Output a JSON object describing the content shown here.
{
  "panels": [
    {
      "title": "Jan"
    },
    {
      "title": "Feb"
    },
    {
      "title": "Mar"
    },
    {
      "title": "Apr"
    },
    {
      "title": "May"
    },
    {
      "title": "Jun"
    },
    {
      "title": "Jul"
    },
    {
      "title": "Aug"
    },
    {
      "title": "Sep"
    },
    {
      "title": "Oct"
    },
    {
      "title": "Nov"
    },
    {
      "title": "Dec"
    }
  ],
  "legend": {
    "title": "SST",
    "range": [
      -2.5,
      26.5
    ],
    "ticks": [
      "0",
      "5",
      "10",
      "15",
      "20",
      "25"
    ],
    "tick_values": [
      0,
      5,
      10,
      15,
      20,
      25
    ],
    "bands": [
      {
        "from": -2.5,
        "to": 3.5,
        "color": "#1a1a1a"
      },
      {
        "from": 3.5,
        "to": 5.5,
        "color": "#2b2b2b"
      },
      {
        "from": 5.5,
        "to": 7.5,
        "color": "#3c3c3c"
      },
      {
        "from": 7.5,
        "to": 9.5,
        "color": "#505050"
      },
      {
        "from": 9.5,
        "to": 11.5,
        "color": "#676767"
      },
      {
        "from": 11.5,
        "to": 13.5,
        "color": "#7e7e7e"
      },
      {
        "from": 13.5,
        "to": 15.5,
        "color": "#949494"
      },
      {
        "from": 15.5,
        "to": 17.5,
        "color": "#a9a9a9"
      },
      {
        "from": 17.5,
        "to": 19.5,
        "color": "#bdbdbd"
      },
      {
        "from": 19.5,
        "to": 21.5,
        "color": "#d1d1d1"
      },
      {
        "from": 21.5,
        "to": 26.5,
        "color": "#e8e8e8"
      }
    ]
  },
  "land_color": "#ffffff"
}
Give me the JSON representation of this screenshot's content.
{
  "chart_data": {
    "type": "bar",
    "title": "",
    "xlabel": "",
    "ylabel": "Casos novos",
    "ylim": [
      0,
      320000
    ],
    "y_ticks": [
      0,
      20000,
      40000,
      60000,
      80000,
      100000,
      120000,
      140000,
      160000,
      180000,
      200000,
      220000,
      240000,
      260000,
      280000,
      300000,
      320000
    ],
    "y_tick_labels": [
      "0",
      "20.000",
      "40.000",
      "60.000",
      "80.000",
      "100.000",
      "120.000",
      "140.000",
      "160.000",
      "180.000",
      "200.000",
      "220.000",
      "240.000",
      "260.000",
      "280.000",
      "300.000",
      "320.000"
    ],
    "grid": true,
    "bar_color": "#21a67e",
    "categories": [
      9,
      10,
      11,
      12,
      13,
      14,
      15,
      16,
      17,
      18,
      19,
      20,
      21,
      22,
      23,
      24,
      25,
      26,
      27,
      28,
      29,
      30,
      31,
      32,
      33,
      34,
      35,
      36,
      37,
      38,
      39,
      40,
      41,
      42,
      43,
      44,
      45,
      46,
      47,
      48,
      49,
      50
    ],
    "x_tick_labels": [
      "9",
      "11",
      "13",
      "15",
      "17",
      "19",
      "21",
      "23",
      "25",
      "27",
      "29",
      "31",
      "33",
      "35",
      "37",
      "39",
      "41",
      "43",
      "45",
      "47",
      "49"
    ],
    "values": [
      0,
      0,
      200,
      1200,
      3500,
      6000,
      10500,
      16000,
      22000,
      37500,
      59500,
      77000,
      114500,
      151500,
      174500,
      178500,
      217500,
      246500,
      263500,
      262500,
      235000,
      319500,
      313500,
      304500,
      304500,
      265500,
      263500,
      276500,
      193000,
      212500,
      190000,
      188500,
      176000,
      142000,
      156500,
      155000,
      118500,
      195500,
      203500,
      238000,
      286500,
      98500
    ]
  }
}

◆ **Task brief**:
Without omitting anything, output the entries exactly.

◆ **Task solution**:
Output a JSON object describing the content shown here.
{
  "panels": [
    {
      "title": "Jan"
    },
    {
      "title": "Feb"
    },
    {
      "title": "Mar"
    },
    {
      "title": "Apr"
    },
    {
      "title": "May"
    },
    {
      "title": "Jun"
    },
    {
      "title": "Jul"
    },
    {
      "title": "Aug"
    },
    {
      "title": "Sep"
    },
    {
      "title": "Oct"
    },
    {
      "title": "Nov"
    },
    {
      "title": "Dec"
    }
  ],
  "legend": {
    "title": "SST",
    "range": [
      -2.5,
      26.5
    ],
    "ticks": [
      "0",
      "5",
      "10",
      "15",
      "20",
      "25"
    ],
    "tick_values": [
      0,
      5,
      10,
      15,
      20,
      25
    ],
    "bands": [
      {
        "from": -2.5,
        "to": 3.5,
        "color": "#1a1a1a"
      },
      {
        "from": 3.5,
        "to": 5.5,
        "color": "#2b2b2b"
      },
      {
        "from": 5.5,
        "to": 7.5,
        "color": "#3c3c3c"
      },
      {
        "from": 7.5,
        "to": 9.5,
        "color": "#505050"
      },
      {
        "from": 9.5,
        "to": 11.5,
        "color": "#676767"
      },
      {
        "from": 11.5,
        "to": 13.5,
        "color": "#7e7e7e"
      },
      {
        "from": 13.5,
        "to": 15.5,
        "color": "#949494"
      },
      {
        "from": 15.5,
        "to": 17.5,
        "color": "#a9a9a9"
      },
      {
        "from": 17.5,
        "to": 19.5,
        "color": "#bdbdbd"
      },
      {
        "from": 19.5,
        "to": 21.5,
        "color": "#d1d1d1"
      },
      {
        "from": 21.5,
        "to": 26.5,
        "color": "#e8e8e8"
      }
    ]
  },
  "land_color": "#ffffff"
}
Give me the JSON representation of this screenshot's content.
{
  "chart_data": {
    "type": "bar",
    "title": "",
    "xlabel": "",
    "ylabel": "Casos novos",
    "ylim": [
      0,
      320000
    ],
    "y_ticks": [
      0,
      20000,
      40000,
      60000,
      80000,
      100000,
      120000,
      140000,
      160000,
      180000,
      200000,
      220000,
      240000,
      260000,
      280000,
      300000,
      320000
    ],
    "y_tick_labels": [
      "0",
      "20.000",
      "40.000",
      "60.000",
      "80.000",
      "100.000",
      "120.000",
      "140.000",
      "160.000",
      "180.000",
      "200.000",
      "220.000",
      "240.000",
      "260.000",
      "280.000",
      "300.000",
      "320.000"
    ],
    "grid": true,
    "bar_color": "#21a67e",
    "categories": [
      9,
      10,
      11,
      12,
      13,
      14,
      15,
      16,
      17,
      18,
      19,
      20,
      21,
      22,
      23,
      24,
      25,
      26,
      27,
      28,
      29,
      30,
      31,
      32,
      33,
      34,
      35,
      36,
      37,
      38,
      39,
      40,
      41,
      42,
      43,
      44,
      45,
      46,
      47,
      48,
      49,
      50
    ],
    "x_tick_labels": [
      "9",
      "11",
      "13",
      "15",
      "17",
      "19",
      "21",
      "23",
      "25",
      "27",
      "29",
      "31",
      "33",
      "35",
      "37",
      "39",
      "41",
      "43",
      "45",
      "47",
      "49"
    ],
    "values": [
      0,
      0,
      200,
      1200,
      3500,
      6000,
      10500,
      16000,
      22000,
      37500,
      59500,
      77000,
      114500,
      151500,
      174500,
      178500,
      217500,
      246500,
      263500,
      262500,
      235000,
      319500,
      313500,
      304500,
      304500,
      265500,
      263500,
      276500,
      193000,
      212500,
      190000,
      188500,
      176000,
      142000,
      156500,
      155000,
      118500,
      195500,
      203500,
      238000,
      286500,
      98500
    ]
  }
}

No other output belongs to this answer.